--- Dataset content ---
○ ○ ○ ○

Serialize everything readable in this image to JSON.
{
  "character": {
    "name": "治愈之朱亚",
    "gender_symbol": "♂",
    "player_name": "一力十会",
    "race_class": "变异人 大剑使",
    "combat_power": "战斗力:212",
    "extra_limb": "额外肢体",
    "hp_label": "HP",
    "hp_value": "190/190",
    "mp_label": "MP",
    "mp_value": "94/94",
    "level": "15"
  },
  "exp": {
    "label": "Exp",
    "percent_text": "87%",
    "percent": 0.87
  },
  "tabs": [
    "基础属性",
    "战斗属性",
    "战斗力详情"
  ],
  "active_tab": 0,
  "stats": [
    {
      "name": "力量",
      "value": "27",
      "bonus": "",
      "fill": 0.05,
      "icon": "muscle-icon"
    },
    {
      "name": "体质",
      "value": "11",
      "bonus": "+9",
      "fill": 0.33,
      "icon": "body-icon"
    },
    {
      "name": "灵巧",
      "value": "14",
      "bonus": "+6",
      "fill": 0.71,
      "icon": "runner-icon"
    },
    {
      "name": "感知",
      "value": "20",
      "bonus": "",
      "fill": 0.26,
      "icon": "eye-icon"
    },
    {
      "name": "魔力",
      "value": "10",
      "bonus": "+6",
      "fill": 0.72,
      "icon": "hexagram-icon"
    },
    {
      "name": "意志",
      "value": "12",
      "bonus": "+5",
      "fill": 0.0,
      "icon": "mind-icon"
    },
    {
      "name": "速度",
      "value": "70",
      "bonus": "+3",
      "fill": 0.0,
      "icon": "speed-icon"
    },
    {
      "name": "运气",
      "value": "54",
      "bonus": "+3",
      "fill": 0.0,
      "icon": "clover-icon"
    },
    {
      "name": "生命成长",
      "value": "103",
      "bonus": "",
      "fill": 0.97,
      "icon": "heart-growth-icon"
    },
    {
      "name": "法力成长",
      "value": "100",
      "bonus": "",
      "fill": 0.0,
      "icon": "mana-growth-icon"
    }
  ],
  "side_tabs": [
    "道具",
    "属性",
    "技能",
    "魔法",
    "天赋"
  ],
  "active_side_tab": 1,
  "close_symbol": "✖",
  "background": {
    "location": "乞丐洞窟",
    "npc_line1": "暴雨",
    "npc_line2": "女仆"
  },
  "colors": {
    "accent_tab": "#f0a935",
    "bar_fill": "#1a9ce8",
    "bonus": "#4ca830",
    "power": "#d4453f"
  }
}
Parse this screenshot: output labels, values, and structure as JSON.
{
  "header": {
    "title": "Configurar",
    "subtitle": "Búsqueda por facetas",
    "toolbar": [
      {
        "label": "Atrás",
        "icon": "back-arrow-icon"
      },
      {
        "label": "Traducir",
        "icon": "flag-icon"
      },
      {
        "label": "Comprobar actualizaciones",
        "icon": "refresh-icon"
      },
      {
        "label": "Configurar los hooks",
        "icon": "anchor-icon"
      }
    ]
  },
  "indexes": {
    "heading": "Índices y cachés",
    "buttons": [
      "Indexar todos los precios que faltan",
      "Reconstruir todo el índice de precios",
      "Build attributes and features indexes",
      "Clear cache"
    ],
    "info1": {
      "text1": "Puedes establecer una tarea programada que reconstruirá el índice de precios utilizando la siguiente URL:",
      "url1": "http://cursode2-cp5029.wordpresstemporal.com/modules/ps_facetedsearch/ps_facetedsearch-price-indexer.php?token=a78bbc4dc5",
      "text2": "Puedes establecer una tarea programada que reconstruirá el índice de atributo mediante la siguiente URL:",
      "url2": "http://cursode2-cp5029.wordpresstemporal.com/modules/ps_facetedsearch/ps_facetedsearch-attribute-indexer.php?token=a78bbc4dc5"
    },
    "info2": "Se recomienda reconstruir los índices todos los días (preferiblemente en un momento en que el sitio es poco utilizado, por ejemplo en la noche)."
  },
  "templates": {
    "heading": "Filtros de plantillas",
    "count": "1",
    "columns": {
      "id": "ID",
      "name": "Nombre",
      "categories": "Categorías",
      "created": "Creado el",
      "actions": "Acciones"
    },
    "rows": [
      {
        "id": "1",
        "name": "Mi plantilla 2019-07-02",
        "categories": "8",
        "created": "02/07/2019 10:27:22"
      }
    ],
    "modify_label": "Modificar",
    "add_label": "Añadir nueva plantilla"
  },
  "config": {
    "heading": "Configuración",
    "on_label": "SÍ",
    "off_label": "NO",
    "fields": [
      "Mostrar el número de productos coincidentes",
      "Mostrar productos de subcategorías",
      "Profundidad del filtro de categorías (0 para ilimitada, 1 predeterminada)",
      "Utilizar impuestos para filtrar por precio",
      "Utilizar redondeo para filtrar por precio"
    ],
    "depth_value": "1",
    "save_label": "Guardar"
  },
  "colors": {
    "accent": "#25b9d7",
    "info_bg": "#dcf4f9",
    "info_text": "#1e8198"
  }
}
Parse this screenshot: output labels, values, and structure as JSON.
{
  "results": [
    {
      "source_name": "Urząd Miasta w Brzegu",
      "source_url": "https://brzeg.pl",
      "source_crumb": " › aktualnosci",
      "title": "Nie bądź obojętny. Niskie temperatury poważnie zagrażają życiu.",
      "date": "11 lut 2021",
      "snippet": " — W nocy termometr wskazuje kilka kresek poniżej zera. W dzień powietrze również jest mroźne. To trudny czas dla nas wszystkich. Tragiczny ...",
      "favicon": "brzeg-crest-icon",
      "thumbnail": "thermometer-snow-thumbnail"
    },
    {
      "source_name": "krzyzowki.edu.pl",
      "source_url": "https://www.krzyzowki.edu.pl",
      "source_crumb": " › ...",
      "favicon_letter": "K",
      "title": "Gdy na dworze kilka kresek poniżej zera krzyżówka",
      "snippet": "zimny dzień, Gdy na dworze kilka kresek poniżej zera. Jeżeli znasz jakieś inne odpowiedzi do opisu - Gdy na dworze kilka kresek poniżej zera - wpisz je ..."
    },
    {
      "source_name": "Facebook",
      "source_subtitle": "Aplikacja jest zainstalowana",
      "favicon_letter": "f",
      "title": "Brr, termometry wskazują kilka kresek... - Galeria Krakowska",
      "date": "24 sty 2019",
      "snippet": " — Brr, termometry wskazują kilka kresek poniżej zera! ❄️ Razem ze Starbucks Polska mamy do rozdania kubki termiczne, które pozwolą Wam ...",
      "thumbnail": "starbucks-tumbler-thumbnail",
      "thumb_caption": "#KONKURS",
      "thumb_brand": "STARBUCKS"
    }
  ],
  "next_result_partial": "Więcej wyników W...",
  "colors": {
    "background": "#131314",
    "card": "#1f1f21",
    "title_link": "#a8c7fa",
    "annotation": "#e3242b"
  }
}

○ ○ ○ ○

--- The request ---
Extract each line of the material exactly as it stands.

--- Final result ---
Serialize everything readable in this image to JSON.
{
  "character": {
    "name": "治愈之朱亚",
    "gender_symbol": "♂",
    "player_name": "一力十会",
    "race_class": "变异人 大剑使",
    "combat_power": "战斗力:212",
    "extra_limb": "额外肢体",
    "hp_label": "HP",
    "hp_value": "190/190",
    "mp_label": "MP",
    "mp_value": "94/94",
    "level": "15"
  },
  "exp": {
    "label": "Exp",
    "percent_text": "87%",
    "percent": 0.87
  },
  "tabs": [
    "基础属性",
    "战斗属性",
    "战斗力详情"
  ],
  "active_tab": 0,
  "stats": [
    {
      "name": "力量",
      "value": "27",
      "bonus": "",
      "fill": 0.05,
      "icon": "muscle-icon"
    },
    {
      "name": "体质",
      "value": "11",
      "bonus": "+9",
      "fill": 0.33,
      "icon": "body-icon"
    },
    {
      "name": "灵巧",
      "value": "14",
      "bonus": "+6",
      "fill": 0.71,
      "icon": "runner-icon"
    },
    {
      "name": "感知",
      "value": "20",
      "bonus": "",
      "fill": 0.26,
      "icon": "eye-icon"
    },
    {
      "name": "魔力",
      "value": "10",
      "bonus": "+6",
      "fill": 0.72,
      "icon": "hexagram-icon"
    },
    {
      "name": "意志",
      "value": "12",
      "bonus": "+5",
      "fill": 0.0,
      "icon": "mind-icon"
    },
    {
      "name": "速度",
      "value": "70",
      "bonus": "+3",
      "fill": 0.0,
      "icon": "speed-icon"
    },
    {
      "name": "运气",
      "value": "54",
      "bonus": "+3",
      "fill": 0.0,
      "icon": "clover-icon"
    },
    {
      "name": "生命成长",
      "value": "103",
      "bonus": "",
      "fill": 0.97,
      "icon": "heart-growth-icon"
    },
    {
      "name": "法力成长",
      "value": "100",
      "bonus": "",
      "fill": 0.0,
      "icon": "mana-growth-icon"
    }
  ],
  "side_tabs": [
    "道具",
    "属性",
    "技能",
    "魔法",
    "天赋"
  ],
  "active_side_tab": 1,
  "close_symbol": "✖",
  "background": {
    "location": "乞丐洞窟",
    "npc_line1": "暴雨",
    "npc_line2": "女仆"
  },
  "colors": {
    "accent_tab": "#f0a935",
    "bar_fill": "#1a9ce8",
    "bonus": "#4ca830",
    "power": "#d4453f"
  }
}
Parse this screenshot: output labels, values, and structure as JSON.
{
  "header": {
    "title": "Configurar",
    "subtitle": "Búsqueda por facetas",
    "toolbar": [
      {
        "label": "Atrás",
        "icon": "back-arrow-icon"
      },
      {
        "label": "Traducir",
        "icon": "flag-icon"
      },
      {
        "label": "Comprobar actualizaciones",
        "icon": "refresh-icon"
      },
      {
        "label": "Configurar los hooks",
        "icon": "anchor-icon"
      }
    ]
  },
  "indexes": {
    "heading": "Índices y cachés",
    "buttons": [
      "Indexar todos los precios que faltan",
      "Reconstruir todo el índice de precios",
      "Build attributes and features indexes",
      "Clear cache"
    ],
    "info1": {
      "text1": "Puedes establecer una tarea programada que reconstruirá el índice de precios utilizando la siguiente URL:",
      "url1": "http://cursode2-cp5029.wordpresstemporal.com/modules/ps_facetedsearch/ps_facetedsearch-price-indexer.php?token=a78bbc4dc5",
      "text2": "Puedes establecer una tarea programada que reconstruirá el índice de atributo mediante la siguiente URL:",
      "url2": "http://cursode2-cp5029.wordpresstemporal.com/modules/ps_facetedsearch/ps_facetedsearch-attribute-indexer.php?token=a78bbc4dc5"
    },
    "info2": "Se recomienda reconstruir los índices todos los días (preferiblemente en un momento en que el sitio es poco utilizado, por ejemplo en la noche)."
  },
  "templates": {
    "heading": "Filtros de plantillas",
    "count": "1",
    "columns": {
      "id": "ID",
      "name": "Nombre",
      "categories": "Categorías",
      "created": "Creado el",
      "actions": "Acciones"
    },
    "rows": [
      {
        "id": "1",
        "name": "Mi plantilla 2019-07-02",
        "categories": "8",
        "created": "02/07/2019 10:27:22"
      }
    ],
    "modify_label": "Modificar",
    "add_label": "Añadir nueva plantilla"
  },
  "config": {
    "heading": "Configuración",
    "on_label": "SÍ",
    "off_label": "NO",
    "fields": [
      "Mostrar el número de productos coincidentes",
      "Mostrar productos de subcategorías",
      "Profundidad del filtro de categorías (0 para ilimitada, 1 predeterminada)",
      "Utilizar impuestos para filtrar por precio",
      "Utilizar redondeo para filtrar por precio"
    ],
    "depth_value": "1",
    "save_label": "Guardar"
  },
  "colors": {
    "accent": "#25b9d7",
    "info_bg": "#dcf4f9",
    "info_text": "#1e8198"
  }
}
Parse this screenshot: output labels, values, and structure as JSON.
{
  "results": [
    {
      "source_name": "Urząd Miasta w Brzegu",
      "source_url": "https://brzeg.pl",
      "source_crumb": " › aktualnosci",
      "title": "Nie bądź obojętny. Niskie temperatury poważnie zagrażają życiu.",
      "date": "11 lut 2021",
      "snippet": " — W nocy termometr wskazuje kilka kresek poniżej zera. W dzień powietrze również jest mroźne. To trudny czas dla nas wszystkich. Tragiczny ...",
      "favicon": "brzeg-crest-icon",
      "thumbnail": "thermometer-snow-thumbnail"
    },
    {
      "source_name": "krzyzowki.edu.pl",
      "source_url": "https://www.krzyzowki.edu.pl",
      "source_crumb": " › ...",
      "favicon_letter": "K",
      "title": "Gdy na dworze kilka kresek poniżej zera krzyżówka",
      "snippet": "zimny dzień, Gdy na dworze kilka kresek poniżej zera. Jeżeli znasz jakieś inne odpowiedzi do opisu - Gdy na dworze kilka kresek poniżej zera - wpisz je ..."
    },
    {
      "source_name": "Facebook",
      "source_subtitle": "Aplikacja jest zainstalowana",
      "favicon_letter": "f",
      "title": "Brr, termometry wskazują kilka kresek... - Galeria Krakowska",
      "date": "24 sty 2019",
      "snippet": " — Brr, termometry wskazują kilka kresek poniżej zera! ❄️ Razem ze Starbucks Polska mamy do rozdania kubki termiczne, które pozwolą Wam ...",
      "thumbnail": "starbucks-tumbler-thumbnail",
      "thumb_caption": "#KONKURS",
      "thumb_brand": "STARBUCKS"
    }
  ],
  "next_result_partial": "Więcej wyników W...",
  "colors": {
    "background": "#131314",
    "card": "#1f1f21",
    "title_link": "#a8c7fa",
    "annotation": "#e3242b"
  }
}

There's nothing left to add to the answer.